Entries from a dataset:
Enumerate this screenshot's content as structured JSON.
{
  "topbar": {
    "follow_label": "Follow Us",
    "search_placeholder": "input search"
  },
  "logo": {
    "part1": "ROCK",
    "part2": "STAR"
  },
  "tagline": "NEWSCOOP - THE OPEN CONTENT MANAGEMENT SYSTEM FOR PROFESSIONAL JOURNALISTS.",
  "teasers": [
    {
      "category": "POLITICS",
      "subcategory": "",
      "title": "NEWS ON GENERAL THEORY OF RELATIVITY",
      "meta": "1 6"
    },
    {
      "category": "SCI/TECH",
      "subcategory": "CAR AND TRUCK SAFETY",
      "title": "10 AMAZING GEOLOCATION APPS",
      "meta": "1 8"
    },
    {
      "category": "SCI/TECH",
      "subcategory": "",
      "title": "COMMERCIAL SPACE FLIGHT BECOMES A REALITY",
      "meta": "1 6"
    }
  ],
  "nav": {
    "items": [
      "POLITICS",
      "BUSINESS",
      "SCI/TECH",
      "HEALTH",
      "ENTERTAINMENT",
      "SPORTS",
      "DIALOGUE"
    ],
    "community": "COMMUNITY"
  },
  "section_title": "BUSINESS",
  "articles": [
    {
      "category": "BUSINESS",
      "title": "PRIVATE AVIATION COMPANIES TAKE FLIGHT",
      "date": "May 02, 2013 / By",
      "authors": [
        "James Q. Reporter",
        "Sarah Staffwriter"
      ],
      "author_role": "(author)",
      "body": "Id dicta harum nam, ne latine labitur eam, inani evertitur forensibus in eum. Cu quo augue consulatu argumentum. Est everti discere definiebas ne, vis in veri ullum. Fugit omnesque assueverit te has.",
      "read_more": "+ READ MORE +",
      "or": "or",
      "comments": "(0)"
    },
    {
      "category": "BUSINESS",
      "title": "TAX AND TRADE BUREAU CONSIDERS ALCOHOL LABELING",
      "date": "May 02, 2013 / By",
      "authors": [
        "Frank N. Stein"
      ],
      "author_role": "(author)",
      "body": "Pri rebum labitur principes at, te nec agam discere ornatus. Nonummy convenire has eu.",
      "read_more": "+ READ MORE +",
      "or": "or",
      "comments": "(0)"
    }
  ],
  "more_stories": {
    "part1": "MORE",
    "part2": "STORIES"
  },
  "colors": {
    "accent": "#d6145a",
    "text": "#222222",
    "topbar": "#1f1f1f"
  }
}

# WHAT YOU HAVE TO DO
Write out every entry again exactly, please, with nothing missing.

# THE ANSWER
Enumerate this screenshot's content as structured JSON.
{
  "topbar": {
    "follow_label": "Follow Us",
    "search_placeholder": "input search"
  },
  "logo": {
    "part1": "ROCK",
    "part2": "STAR"
  },
  "tagline": "NEWSCOOP - THE OPEN CONTENT MANAGEMENT SYSTEM FOR PROFESSIONAL JOURNALISTS.",
  "teasers": [
    {
      "category": "POLITICS",
      "subcategory": "",
      "title": "NEWS ON GENERAL THEORY OF RELATIVITY",
      "meta": "1 6"
    },
    {
      "category": "SCI/TECH",
      "subcategory": "CAR AND TRUCK SAFETY",
      "title": "10 AMAZING GEOLOCATION APPS",
      "meta": "1 8"
    },
    {
      "category": "SCI/TECH",
      "subcategory": "",
      "title": "COMMERCIAL SPACE FLIGHT BECOMES A REALITY",
      "meta": "1 6"
    }
  ],
  "nav": {
    "items": [
      "POLITICS",
      "BUSINESS",
      "SCI/TECH",
      "HEALTH",
      "ENTERTAINMENT",
      "SPORTS",
      "DIALOGUE"
    ],
    "community": "COMMUNITY"
  },
  "section_title": "BUSINESS",
  "articles": [
    {
      "category": "BUSINESS",
      "title": "PRIVATE AVIATION COMPANIES TAKE FLIGHT",
      "date": "May 02, 2013 / By",
      "authors": [
        "James Q. Reporter",
        "Sarah Staffwriter"
      ],
      "author_role": "(author)",
      "body": "Id dicta harum nam, ne latine labitur eam, inani evertitur forensibus in eum. Cu quo augue consulatu argumentum. Est everti discere definiebas ne, vis in veri ullum. Fugit omnesque assueverit te has.",
      "read_more": "+ READ MORE +",
      "or": "or",
      "comments": "(0)"
    },
    {
      "category": "BUSINESS",
      "title": "TAX AND TRADE BUREAU CONSIDERS ALCOHOL LABELING",
      "date": "May 02, 2013 / By",
      "authors": [
        "Frank N. Stein"
      ],
      "author_role": "(author)",
      "body": "Pri rebum labitur principes at, te nec agam discere ornatus. Nonummy convenire has eu.",
      "read_more": "+ READ MORE +",
      "or": "or",
      "comments": "(0)"
    }
  ],
  "more_stories": {
    "part1": "MORE",
    "part2": "STORIES"
  },
  "colors": {
    "accent": "#d6145a",
    "text": "#222222",
    "topbar": "#1f1f1f"
  }
}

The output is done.